■ **What is needed**: Retype every entry exactly, character for character.

■ **Available records**:
_ _ _ _

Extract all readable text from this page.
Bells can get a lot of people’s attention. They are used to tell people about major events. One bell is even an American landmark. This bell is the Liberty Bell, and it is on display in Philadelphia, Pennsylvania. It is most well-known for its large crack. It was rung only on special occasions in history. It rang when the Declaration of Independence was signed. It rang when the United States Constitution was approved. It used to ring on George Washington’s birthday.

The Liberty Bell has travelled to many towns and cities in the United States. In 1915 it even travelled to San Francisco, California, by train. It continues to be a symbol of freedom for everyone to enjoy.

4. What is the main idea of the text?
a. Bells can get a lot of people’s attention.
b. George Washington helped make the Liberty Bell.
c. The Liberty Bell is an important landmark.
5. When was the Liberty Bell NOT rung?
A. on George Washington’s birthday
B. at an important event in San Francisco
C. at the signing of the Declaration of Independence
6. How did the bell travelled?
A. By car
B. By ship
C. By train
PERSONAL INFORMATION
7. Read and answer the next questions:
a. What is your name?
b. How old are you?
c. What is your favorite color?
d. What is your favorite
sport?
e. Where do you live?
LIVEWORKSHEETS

_ _ _ _

■ **Final result**:
Extract all readable text from this page.
Bells can get a lot of people’s attention. They are used to tell people about major events. One bell is even an American landmark. This bell is the Liberty Bell, and it is on display in Philadelphia, Pennsylvania. It is most well-known for its large crack. It was rung only on special occasions in history. It rang when the Declaration of Independence was signed. It rang when the United States Constitution was approved. It used to ring on George Washington’s birthday.

The Liberty Bell has travelled to many towns and cities in the United States. In 1915 it even travelled to San Francisco, California, by train. It continues to be a symbol of freedom for everyone to enjoy.

4. What is the main idea of the text?
a. Bells can get a lot of people’s attention.
b. George Washington helped make the Liberty Bell.
c. The Liberty Bell is an important landmark.
5. When was the Liberty Bell NOT rung?
A. on George Washington’s birthday
B. at an important event in San Francisco
C. at the signing of the Declaration of Independence
6. How did the bell travelled?
A. By car
B. By ship
C. By train
PERSONAL INFORMATION
7. Read and answer the next questions:
a. What is your name?
b. How old are you?
c. What is your favorite color?
d. What is your favorite
sport?
e. Where do you live?
LIVEWORKSHEETS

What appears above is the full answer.